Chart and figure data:

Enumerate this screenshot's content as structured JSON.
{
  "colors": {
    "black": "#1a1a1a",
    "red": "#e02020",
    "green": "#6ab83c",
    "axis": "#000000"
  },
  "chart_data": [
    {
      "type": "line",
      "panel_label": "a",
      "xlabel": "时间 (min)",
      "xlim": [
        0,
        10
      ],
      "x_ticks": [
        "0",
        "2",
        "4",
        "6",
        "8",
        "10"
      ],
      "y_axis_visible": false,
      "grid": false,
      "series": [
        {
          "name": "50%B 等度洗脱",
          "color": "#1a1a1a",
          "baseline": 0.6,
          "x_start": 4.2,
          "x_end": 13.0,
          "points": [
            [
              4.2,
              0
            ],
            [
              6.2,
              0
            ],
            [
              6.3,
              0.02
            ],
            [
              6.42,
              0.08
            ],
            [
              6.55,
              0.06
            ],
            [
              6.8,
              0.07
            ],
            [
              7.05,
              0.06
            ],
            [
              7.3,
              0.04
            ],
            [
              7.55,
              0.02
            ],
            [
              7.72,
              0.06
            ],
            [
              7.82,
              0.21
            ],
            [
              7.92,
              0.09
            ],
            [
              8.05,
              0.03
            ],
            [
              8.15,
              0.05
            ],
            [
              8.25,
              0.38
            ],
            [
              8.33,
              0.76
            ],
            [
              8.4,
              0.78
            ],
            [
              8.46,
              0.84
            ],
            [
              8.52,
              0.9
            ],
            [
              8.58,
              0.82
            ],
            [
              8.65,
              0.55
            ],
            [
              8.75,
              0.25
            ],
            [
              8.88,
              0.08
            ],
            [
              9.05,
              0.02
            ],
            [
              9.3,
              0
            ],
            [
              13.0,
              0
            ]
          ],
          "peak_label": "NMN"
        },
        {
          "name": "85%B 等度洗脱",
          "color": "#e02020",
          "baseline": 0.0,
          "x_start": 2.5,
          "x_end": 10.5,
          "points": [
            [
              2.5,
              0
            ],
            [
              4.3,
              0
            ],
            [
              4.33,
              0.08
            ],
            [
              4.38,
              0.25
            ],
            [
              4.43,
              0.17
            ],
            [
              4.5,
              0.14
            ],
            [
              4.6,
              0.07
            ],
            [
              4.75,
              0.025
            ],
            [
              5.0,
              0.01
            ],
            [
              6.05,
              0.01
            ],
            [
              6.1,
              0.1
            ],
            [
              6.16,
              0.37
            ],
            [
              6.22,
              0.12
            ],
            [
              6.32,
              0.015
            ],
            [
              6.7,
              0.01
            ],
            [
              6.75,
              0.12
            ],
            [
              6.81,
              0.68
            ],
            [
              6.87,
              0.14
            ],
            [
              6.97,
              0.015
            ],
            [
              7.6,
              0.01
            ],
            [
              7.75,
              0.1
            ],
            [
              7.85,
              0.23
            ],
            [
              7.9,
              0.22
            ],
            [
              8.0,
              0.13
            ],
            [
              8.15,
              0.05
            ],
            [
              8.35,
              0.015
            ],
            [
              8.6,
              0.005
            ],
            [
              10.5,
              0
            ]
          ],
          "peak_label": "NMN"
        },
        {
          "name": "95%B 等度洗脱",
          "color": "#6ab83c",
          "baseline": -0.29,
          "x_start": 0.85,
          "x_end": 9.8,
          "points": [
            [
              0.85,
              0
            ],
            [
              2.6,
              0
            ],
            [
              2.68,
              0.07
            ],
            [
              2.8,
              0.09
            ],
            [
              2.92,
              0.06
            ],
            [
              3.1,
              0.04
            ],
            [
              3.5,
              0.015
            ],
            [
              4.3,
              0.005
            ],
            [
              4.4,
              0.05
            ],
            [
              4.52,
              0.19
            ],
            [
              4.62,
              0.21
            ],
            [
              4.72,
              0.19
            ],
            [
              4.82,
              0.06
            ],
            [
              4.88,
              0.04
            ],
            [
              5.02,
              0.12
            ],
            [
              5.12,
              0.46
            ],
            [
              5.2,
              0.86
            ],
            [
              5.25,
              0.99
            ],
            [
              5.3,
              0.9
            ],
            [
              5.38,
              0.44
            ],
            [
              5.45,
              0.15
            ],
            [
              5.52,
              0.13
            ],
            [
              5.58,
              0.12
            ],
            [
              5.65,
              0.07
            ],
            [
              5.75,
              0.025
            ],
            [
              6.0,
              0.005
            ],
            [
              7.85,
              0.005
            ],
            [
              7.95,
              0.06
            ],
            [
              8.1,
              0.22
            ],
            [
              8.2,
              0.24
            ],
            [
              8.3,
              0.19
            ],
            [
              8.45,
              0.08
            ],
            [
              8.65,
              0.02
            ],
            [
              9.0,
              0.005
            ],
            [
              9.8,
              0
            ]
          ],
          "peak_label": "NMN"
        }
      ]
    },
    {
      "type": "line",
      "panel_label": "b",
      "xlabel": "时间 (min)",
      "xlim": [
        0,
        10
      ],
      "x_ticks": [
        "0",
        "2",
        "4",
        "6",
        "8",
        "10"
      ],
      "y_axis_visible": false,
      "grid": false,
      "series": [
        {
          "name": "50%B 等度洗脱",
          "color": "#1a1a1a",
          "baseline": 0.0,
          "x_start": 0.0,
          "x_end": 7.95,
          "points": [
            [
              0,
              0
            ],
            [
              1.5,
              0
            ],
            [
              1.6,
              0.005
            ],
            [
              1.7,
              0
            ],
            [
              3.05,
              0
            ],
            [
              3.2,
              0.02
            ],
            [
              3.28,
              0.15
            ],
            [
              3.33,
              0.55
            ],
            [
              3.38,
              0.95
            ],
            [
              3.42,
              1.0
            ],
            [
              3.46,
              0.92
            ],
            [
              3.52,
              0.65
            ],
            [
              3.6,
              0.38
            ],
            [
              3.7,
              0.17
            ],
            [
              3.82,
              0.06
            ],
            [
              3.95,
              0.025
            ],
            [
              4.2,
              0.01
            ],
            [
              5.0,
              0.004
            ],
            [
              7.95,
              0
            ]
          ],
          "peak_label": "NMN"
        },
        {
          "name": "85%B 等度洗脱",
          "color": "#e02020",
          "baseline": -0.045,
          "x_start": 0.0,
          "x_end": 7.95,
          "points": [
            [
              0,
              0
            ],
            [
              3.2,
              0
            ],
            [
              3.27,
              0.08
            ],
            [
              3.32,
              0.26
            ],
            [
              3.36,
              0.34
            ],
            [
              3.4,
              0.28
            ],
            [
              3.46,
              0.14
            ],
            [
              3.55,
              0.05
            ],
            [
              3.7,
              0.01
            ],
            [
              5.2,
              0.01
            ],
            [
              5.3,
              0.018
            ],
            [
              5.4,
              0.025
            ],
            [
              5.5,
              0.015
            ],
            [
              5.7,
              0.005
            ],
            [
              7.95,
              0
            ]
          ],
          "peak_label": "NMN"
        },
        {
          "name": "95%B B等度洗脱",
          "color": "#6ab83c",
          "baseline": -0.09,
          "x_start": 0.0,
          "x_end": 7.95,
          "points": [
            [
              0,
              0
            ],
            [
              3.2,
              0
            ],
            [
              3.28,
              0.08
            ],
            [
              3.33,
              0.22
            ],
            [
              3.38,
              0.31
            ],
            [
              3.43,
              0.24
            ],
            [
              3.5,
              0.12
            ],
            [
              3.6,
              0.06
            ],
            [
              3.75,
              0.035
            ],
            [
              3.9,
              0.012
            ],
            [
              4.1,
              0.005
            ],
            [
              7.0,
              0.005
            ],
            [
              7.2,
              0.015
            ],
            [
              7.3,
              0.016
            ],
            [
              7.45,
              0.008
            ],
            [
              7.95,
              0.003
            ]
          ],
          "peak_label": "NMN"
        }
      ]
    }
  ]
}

▶ _Required work_: Write out all of the records above exactly as they appear.

▶ _Solution below_:
Enumerate this screenshot's content as structured JSON.
{
  "colors": {
    "black": "#1a1a1a",
    "red": "#e02020",
    "green": "#6ab83c",
    "axis": "#000000"
  },
  "chart_data": [
    {
      "type": "line",
      "panel_label": "a",
      "xlabel": "时间 (min)",
      "xlim": [
        0,
        10
      ],
      "x_ticks": [
        "0",
        "2",
        "4",
        "6",
        "8",
        "10"
      ],
      "y_axis_visible": false,
      "grid": false,
      "series": [
        {
          "name": "50%B 等度洗脱",
          "color": "#1a1a1a",
          "baseline": 0.6,
          "x_start": 4.2,
          "x_end": 13.0,
          "points": [
            [
              4.2,
              0
            ],
            [
              6.2,
              0
            ],
            [
              6.3,
              0.02
            ],
            [
              6.42,
              0.08
            ],
            [
              6.55,
              0.06
            ],
            [
              6.8,
              0.07
            ],
            [
              7.05,
              0.06
            ],
            [
              7.3,
              0.04
            ],
            [
              7.55,
              0.02
            ],
            [
              7.72,
              0.06
            ],
            [
              7.82,
              0.21
            ],
            [
              7.92,
              0.09
            ],
            [
              8.05,
              0.03
            ],
            [
              8.15,
              0.05
            ],
            [
              8.25,
              0.38
            ],
            [
              8.33,
              0.76
            ],
            [
              8.4,
              0.78
            ],
            [
              8.46,
              0.84
            ],
            [
              8.52,
              0.9
            ],
            [
              8.58,
              0.82
            ],
            [
              8.65,
              0.55
            ],
            [
              8.75,
              0.25
            ],
            [
              8.88,
              0.08
            ],
            [
              9.05,
              0.02
            ],
            [
              9.3,
              0
            ],
            [
              13.0,
              0
            ]
          ],
          "peak_label": "NMN"
        },
        {
          "name": "85%B 等度洗脱",
          "color": "#e02020",
          "baseline": 0.0,
          "x_start": 2.5,
          "x_end": 10.5,
          "points": [
            [
              2.5,
              0
            ],
            [
              4.3,
              0
            ],
            [
              4.33,
              0.08
            ],
            [
              4.38,
              0.25
            ],
            [
              4.43,
              0.17
            ],
            [
              4.5,
              0.14
            ],
            [
              4.6,
              0.07
            ],
            [
              4.75,
              0.025
            ],
            [
              5.0,
              0.01
            ],
            [
              6.05,
              0.01
            ],
            [
              6.1,
              0.1
            ],
            [
              6.16,
              0.37
            ],
            [
              6.22,
              0.12
            ],
            [
              6.32,
              0.015
            ],
            [
              6.7,
              0.01
            ],
            [
              6.75,
              0.12
            ],
            [
              6.81,
              0.68
            ],
            [
              6.87,
              0.14
            ],
            [
              6.97,
              0.015
            ],
            [
              7.6,
              0.01
            ],
            [
              7.75,
              0.1
            ],
            [
              7.85,
              0.23
            ],
            [
              7.9,
              0.22
            ],
            [
              8.0,
              0.13
            ],
            [
              8.15,
              0.05
            ],
            [
              8.35,
              0.015
            ],
            [
              8.6,
              0.005
            ],
            [
              10.5,
              0
            ]
          ],
          "peak_label": "NMN"
        },
        {
          "name": "95%B 等度洗脱",
          "color": "#6ab83c",
          "baseline": -0.29,
          "x_start": 0.85,
          "x_end": 9.8,
          "points": [
            [
              0.85,
              0
            ],
            [
              2.6,
              0
            ],
            [
              2.68,
              0.07
            ],
            [
              2.8,
              0.09
            ],
            [
              2.92,
              0.06
            ],
            [
              3.1,
              0.04
            ],
            [
              3.5,
              0.015
            ],
            [
              4.3,
              0.005
            ],
            [
              4.4,
              0.05
            ],
            [
              4.52,
              0.19
            ],
            [
              4.62,
              0.21
            ],
            [
              4.72,
              0.19
            ],
            [
              4.82,
              0.06
            ],
            [
              4.88,
              0.04
            ],
            [
              5.02,
              0.12
            ],
            [
              5.12,
              0.46
            ],
            [
              5.2,
              0.86
            ],
            [
              5.25,
              0.99
            ],
            [
              5.3,
              0.9
            ],
            [
              5.38,
              0.44
            ],
            [
              5.45,
              0.15
            ],
            [
              5.52,
              0.13
            ],
            [
              5.58,
              0.12
            ],
            [
              5.65,
              0.07
            ],
            [
              5.75,
              0.025
            ],
            [
              6.0,
              0.005
            ],
            [
              7.85,
              0.005
            ],
            [
              7.95,
              0.06
            ],
            [
              8.1,
              0.22
            ],
            [
              8.2,
              0.24
            ],
            [
              8.3,
              0.19
            ],
            [
              8.45,
              0.08
            ],
            [
              8.65,
              0.02
            ],
            [
              9.0,
              0.005
            ],
            [
              9.8,
              0
            ]
          ],
          "peak_label": "NMN"
        }
      ]
    },
    {
      "type": "line",
      "panel_label": "b",
      "xlabel": "时间 (min)",
      "xlim": [
        0,
        10
      ],
      "x_ticks": [
        "0",
        "2",
        "4",
        "6",
        "8",
        "10"
      ],
      "y_axis_visible": false,
      "grid": false,
      "series": [
        {
          "name": "50%B 等度洗脱",
          "color": "#1a1a1a",
          "baseline": 0.0,
          "x_start": 0.0,
          "x_end": 7.95,
          "points": [
            [
              0,
              0
            ],
            [
              1.5,
              0
            ],
            [
              1.6,
              0.005
            ],
            [
              1.7,
              0
            ],
            [
              3.05,
              0
            ],
            [
              3.2,
              0.02
            ],
            [
              3.28,
              0.15
            ],
            [
              3.33,
              0.55
            ],
            [
              3.38,
              0.95
            ],
            [
              3.42,
              1.0
            ],
            [
              3.46,
              0.92
            ],
            [
              3.52,
              0.65
            ],
            [
              3.6,
              0.38
            ],
            [
              3.7,
              0.17
            ],
            [
              3.82,
              0.06
            ],
            [
              3.95,
              0.025
            ],
            [
              4.2,
              0.01
            ],
            [
              5.0,
              0.004
            ],
            [
              7.95,
              0
            ]
          ],
          "peak_label": "NMN"
        },
        {
          "name": "85%B 等度洗脱",
          "color": "#e02020",
          "baseline": -0.045,
          "x_start": 0.0,
          "x_end": 7.95,
          "points": [
            [
              0,
              0
            ],
            [
              3.2,
              0
            ],
            [
              3.27,
              0.08
            ],
            [
              3.32,
              0.26
            ],
            [
              3.36,
              0.34
            ],
            [
              3.4,
              0.28
            ],
            [
              3.46,
              0.14
            ],
            [
              3.55,
              0.05
            ],
            [
              3.7,
              0.01
            ],
            [
              5.2,
              0.01
            ],
            [
              5.3,
              0.018
            ],
            [
              5.4,
              0.025
            ],
            [
              5.5,
              0.015
            ],
            [
              5.7,
              0.005
            ],
            [
              7.95,
              0
            ]
          ],
          "peak_label": "NMN"
        },
        {
          "name": "95%B B等度洗脱",
          "color": "#6ab83c",
          "baseline": -0.09,
          "x_start": 0.0,
          "x_end": 7.95,
          "points": [
            [
              0,
              0
            ],
            [
              3.2,
              0
            ],
            [
              3.28,
              0.08
            ],
            [
              3.33,
              0.22
            ],
            [
              3.38,
              0.31
            ],
            [
              3.43,
              0.24
            ],
            [
              3.5,
              0.12
            ],
            [
              3.6,
              0.06
            ],
            [
              3.75,
              0.035
            ],
            [
              3.9,
              0.012
            ],
            [
              4.1,
              0.005
            ],
            [
              7.0,
              0.005
            ],
            [
              7.2,
              0.015
            ],
            [
              7.3,
              0.016
            ],
            [
              7.45,
              0.008
            ],
            [
              7.95,
              0.003
            ]
          ],
          "peak_label": "NMN"
        }
      ]
    }
  ]
}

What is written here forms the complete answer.